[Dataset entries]
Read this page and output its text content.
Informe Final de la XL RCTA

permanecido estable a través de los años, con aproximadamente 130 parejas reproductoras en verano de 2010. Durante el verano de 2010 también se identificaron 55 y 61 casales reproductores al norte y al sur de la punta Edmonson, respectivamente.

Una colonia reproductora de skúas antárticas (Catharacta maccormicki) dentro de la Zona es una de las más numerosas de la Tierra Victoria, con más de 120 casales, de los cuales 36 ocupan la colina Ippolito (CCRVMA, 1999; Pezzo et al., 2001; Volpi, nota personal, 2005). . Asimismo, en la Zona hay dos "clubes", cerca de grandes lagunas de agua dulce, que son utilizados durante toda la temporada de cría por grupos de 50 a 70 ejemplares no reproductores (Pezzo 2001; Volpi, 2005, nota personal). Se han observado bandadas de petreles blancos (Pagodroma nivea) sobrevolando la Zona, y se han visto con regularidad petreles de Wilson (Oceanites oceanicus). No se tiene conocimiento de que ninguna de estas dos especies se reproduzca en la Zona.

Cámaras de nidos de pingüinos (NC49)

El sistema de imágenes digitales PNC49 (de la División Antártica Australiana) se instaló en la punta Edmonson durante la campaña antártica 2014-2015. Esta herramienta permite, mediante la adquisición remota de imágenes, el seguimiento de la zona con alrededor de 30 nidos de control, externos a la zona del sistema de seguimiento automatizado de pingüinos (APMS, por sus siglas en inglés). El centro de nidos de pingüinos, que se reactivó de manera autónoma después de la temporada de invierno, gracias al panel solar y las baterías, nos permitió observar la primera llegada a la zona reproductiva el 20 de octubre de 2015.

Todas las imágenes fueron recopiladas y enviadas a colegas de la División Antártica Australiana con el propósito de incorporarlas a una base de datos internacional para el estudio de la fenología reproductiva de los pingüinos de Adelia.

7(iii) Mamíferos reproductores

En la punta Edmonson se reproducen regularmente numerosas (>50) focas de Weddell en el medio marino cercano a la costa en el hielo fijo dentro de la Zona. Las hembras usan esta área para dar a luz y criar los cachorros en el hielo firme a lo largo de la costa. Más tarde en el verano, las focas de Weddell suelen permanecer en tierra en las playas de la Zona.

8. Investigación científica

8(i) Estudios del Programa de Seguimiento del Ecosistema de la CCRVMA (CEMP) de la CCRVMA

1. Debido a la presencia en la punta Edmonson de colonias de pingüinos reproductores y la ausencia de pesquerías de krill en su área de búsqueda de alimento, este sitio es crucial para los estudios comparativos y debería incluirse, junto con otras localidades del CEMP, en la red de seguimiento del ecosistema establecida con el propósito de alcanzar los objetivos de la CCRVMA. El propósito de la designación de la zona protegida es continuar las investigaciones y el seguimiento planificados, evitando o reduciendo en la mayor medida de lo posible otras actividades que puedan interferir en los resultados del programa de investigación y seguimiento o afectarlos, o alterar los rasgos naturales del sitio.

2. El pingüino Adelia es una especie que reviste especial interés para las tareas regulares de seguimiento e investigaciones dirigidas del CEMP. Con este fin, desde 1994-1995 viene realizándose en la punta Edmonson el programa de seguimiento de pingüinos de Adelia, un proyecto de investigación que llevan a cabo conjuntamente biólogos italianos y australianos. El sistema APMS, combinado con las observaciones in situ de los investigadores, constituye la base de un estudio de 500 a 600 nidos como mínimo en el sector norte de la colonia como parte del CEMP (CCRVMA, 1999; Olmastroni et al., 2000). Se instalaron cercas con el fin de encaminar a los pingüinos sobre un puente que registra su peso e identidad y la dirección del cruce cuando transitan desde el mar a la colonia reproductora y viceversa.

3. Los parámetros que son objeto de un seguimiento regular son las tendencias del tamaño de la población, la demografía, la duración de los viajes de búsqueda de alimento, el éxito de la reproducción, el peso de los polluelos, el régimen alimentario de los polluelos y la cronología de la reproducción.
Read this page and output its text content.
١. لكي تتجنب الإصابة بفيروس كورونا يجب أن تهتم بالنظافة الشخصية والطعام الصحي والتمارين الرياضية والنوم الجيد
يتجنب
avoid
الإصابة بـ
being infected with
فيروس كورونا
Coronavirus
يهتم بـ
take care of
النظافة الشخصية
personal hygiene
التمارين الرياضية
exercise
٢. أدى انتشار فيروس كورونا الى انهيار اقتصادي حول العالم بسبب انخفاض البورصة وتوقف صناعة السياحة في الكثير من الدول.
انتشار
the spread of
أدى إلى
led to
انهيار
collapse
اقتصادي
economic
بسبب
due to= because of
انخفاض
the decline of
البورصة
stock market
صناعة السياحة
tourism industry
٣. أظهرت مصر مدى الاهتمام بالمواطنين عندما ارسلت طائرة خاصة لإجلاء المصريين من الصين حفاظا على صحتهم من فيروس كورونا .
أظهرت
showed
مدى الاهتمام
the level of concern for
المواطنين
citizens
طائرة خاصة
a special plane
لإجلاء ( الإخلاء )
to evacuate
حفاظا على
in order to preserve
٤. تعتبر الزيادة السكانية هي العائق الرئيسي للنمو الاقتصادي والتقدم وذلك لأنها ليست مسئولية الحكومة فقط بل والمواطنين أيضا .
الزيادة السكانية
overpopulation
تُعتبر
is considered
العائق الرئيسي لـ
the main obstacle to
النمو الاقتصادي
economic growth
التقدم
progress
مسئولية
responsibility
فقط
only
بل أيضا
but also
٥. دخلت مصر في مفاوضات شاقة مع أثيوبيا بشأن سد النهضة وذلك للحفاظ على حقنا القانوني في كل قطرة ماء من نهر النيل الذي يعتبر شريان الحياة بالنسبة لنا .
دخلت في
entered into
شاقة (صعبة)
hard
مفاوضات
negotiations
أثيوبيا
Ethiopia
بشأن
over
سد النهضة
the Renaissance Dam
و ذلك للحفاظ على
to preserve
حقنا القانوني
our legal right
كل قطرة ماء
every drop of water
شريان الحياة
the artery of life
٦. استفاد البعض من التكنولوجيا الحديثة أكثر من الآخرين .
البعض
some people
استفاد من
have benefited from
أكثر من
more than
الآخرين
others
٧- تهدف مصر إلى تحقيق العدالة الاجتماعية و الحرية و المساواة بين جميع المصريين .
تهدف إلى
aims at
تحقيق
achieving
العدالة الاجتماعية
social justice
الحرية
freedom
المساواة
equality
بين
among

- Your assignment -
Copy all of the data exactly. Skip nothing.

- Your solution -
Read this page and output its text content.
Informe Final de la XL RCTA

permanecido estable a través de los años, con aproximadamente 130 parejas reproductoras en verano de 2010. Durante el verano de 2010 también se identificaron 55 y 61 casales reproductores al norte y al sur de la punta Edmonson, respectivamente.

Una colonia reproductora de skúas antárticas (Catharacta maccormicki) dentro de la Zona es una de las más numerosas de la Tierra Victoria, con más de 120 casales, de los cuales 36 ocupan la colina Ippolito (CCRVMA, 1999; Pezzo et al., 2001; Volpi, nota personal, 2005). . Asimismo, en la Zona hay dos "clubes", cerca de grandes lagunas de agua dulce, que son utilizados durante toda la temporada de cría por grupos de 50 a 70 ejemplares no reproductores (Pezzo 2001; Volpi, 2005, nota personal). Se han observado bandadas de petreles blancos (Pagodroma nivea) sobrevolando la Zona, y se han visto con regularidad petreles de Wilson (Oceanites oceanicus). No se tiene conocimiento de que ninguna de estas dos especies se reproduzca en la Zona.

Cámaras de nidos de pingüinos (NC49)

El sistema de imágenes digitales PNC49 (de la División Antártica Australiana) se instaló en la punta Edmonson durante la campaña antártica 2014-2015. Esta herramienta permite, mediante la adquisición remota de imágenes, el seguimiento de la zona con alrededor de 30 nidos de control, externos a la zona del sistema de seguimiento automatizado de pingüinos (APMS, por sus siglas en inglés). El centro de nidos de pingüinos, que se reactivó de manera autónoma después de la temporada de invierno, gracias al panel solar y las baterías, nos permitió observar la primera llegada a la zona reproductiva el 20 de octubre de 2015.

Todas las imágenes fueron recopiladas y enviadas a colegas de la División Antártica Australiana con el propósito de incorporarlas a una base de datos internacional para el estudio de la fenología reproductiva de los pingüinos de Adelia.

7(iii) Mamíferos reproductores

En la punta Edmonson se reproducen regularmente numerosas (>50) focas de Weddell en el medio marino cercano a la costa en el hielo fijo dentro de la Zona. Las hembras usan esta área para dar a luz y criar los cachorros en el hielo firme a lo largo de la costa. Más tarde en el verano, las focas de Weddell suelen permanecer en tierra en las playas de la Zona.

8. Investigación científica

8(i) Estudios del Programa de Seguimiento del Ecosistema de la CCRVMA (CEMP) de la CCRVMA

1. Debido a la presencia en la punta Edmonson de colonias de pingüinos reproductores y la ausencia de pesquerías de krill en su área de búsqueda de alimento, este sitio es crucial para los estudios comparativos y debería incluirse, junto con otras localidades del CEMP, en la red de seguimiento del ecosistema establecida con el propósito de alcanzar los objetivos de la CCRVMA. El propósito de la designación de la zona protegida es continuar las investigaciones y el seguimiento planificados, evitando o reduciendo en la mayor medida de lo posible otras actividades que puedan interferir en los resultados del programa de investigación y seguimiento o afectarlos, o alterar los rasgos naturales del sitio.

2. El pingüino Adelia es una especie que reviste especial interés para las tareas regulares de seguimiento e investigaciones dirigidas del CEMP. Con este fin, desde 1994-1995 viene realizándose en la punta Edmonson el programa de seguimiento de pingüinos de Adelia, un proyecto de investigación que llevan a cabo conjuntamente biólogos italianos y australianos. El sistema APMS, combinado con las observaciones in situ de los investigadores, constituye la base de un estudio de 500 a 600 nidos como mínimo en el sector norte de la colonia como parte del CEMP (CCRVMA, 1999; Olmastroni et al., 2000). Se instalaron cercas con el fin de encaminar a los pingüinos sobre un puente que registra su peso e identidad y la dirección del cruce cuando transitan desde el mar a la colonia reproductora y viceversa.

3. Los parámetros que son objeto de un seguimiento regular son las tendencias del tamaño de la población, la demografía, la duración de los viajes de búsqueda de alimento, el éxito de la reproducción, el peso de los polluelos, el régimen alimentario de los polluelos y la cronología de la reproducción.
Read this page and output its text content.
١. لكي تتجنب الإصابة بفيروس كورونا يجب أن تهتم بالنظافة الشخصية والطعام الصحي والتمارين الرياضية والنوم الجيد
يتجنب
avoid
الإصابة بـ
being infected with
فيروس كورونا
Coronavirus
يهتم بـ
take care of
النظافة الشخصية
personal hygiene
التمارين الرياضية
exercise
٢. أدى انتشار فيروس كورونا الى انهيار اقتصادي حول العالم بسبب انخفاض البورصة وتوقف صناعة السياحة في الكثير من الدول.
انتشار
the spread of
أدى إلى
led to
انهيار
collapse
اقتصادي
economic
بسبب
due to= because of
انخفاض
the decline of
البورصة
stock market
صناعة السياحة
tourism industry
٣. أظهرت مصر مدى الاهتمام بالمواطنين عندما ارسلت طائرة خاصة لإجلاء المصريين من الصين حفاظا على صحتهم من فيروس كورونا .
أظهرت
showed
مدى الاهتمام
the level of concern for
المواطنين
citizens
طائرة خاصة
a special plane
لإجلاء ( الإخلاء )
to evacuate
حفاظا على
in order to preserve
٤. تعتبر الزيادة السكانية هي العائق الرئيسي للنمو الاقتصادي والتقدم وذلك لأنها ليست مسئولية الحكومة فقط بل والمواطنين أيضا .
الزيادة السكانية
overpopulation
تُعتبر
is considered
العائق الرئيسي لـ
the main obstacle to
النمو الاقتصادي
economic growth
التقدم
progress
مسئولية
responsibility
فقط
only
بل أيضا
but also
٥. دخلت مصر في مفاوضات شاقة مع أثيوبيا بشأن سد النهضة وذلك للحفاظ على حقنا القانوني في كل قطرة ماء من نهر النيل الذي يعتبر شريان الحياة بالنسبة لنا .
دخلت في
entered into
شاقة (صعبة)
hard
مفاوضات
negotiations
أثيوبيا
Ethiopia
بشأن
over
سد النهضة
the Renaissance Dam
و ذلك للحفاظ على
to preserve
حقنا القانوني
our legal right
كل قطرة ماء
every drop of water
شريان الحياة
the artery of life
٦. استفاد البعض من التكنولوجيا الحديثة أكثر من الآخرين .
البعض
some people
استفاد من
have benefited from
أكثر من
more than
الآخرين
others
٧- تهدف مصر إلى تحقيق العدالة الاجتماعية و الحرية و المساواة بين جميع المصريين .
تهدف إلى
aims at
تحقيق
achieving
العدالة الاجتماعية
social justice
الحرية
freedom
المساواة
equality
بين
among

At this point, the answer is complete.